**Work required**
Scan the lines and state how many carry "this". Leave out everything but the number.

**Source records**
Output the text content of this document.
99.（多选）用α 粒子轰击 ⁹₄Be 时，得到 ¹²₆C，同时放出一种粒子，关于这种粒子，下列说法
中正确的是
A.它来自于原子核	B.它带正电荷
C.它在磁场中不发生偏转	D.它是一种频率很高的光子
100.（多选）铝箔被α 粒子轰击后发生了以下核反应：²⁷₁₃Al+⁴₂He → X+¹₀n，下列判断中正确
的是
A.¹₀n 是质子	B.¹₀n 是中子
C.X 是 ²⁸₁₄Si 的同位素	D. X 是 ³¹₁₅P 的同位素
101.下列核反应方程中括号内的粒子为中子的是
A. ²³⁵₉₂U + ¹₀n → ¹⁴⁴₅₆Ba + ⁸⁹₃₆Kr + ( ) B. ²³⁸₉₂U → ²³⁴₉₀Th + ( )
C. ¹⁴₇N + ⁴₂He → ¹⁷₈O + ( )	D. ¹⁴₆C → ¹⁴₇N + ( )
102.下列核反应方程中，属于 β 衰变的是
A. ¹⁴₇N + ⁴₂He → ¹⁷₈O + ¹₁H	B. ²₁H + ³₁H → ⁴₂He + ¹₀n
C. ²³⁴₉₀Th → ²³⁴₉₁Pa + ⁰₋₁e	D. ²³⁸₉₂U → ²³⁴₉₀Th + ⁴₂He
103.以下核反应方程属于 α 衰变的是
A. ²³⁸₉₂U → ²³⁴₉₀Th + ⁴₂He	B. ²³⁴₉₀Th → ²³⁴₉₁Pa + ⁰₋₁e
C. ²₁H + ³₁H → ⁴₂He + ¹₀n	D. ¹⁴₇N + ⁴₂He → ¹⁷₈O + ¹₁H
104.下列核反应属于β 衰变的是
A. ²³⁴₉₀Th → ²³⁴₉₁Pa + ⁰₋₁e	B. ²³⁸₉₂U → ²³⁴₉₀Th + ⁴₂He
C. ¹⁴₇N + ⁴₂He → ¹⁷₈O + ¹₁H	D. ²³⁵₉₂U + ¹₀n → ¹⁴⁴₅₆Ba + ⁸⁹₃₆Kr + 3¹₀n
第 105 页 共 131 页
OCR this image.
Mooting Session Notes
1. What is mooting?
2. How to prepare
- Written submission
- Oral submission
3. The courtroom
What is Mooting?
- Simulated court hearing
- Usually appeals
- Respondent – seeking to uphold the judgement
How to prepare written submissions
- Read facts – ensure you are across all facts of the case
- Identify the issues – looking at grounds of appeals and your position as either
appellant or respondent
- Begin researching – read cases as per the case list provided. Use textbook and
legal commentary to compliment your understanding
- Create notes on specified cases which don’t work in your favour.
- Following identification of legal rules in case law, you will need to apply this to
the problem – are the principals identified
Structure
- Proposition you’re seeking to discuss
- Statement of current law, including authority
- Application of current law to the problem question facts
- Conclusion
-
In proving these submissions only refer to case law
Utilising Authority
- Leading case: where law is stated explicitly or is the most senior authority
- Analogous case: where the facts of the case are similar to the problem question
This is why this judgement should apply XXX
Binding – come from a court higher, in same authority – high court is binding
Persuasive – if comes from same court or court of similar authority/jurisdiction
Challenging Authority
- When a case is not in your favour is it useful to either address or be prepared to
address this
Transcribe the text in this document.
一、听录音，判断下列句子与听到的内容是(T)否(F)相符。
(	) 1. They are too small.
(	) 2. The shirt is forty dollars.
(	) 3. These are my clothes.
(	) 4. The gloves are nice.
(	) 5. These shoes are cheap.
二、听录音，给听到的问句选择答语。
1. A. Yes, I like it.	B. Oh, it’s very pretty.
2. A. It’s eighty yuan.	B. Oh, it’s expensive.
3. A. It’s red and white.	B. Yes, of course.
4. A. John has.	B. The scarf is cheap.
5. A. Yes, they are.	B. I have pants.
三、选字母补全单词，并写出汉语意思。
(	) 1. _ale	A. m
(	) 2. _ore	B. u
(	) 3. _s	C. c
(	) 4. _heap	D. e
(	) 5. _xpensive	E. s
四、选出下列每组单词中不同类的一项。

**Reply**
6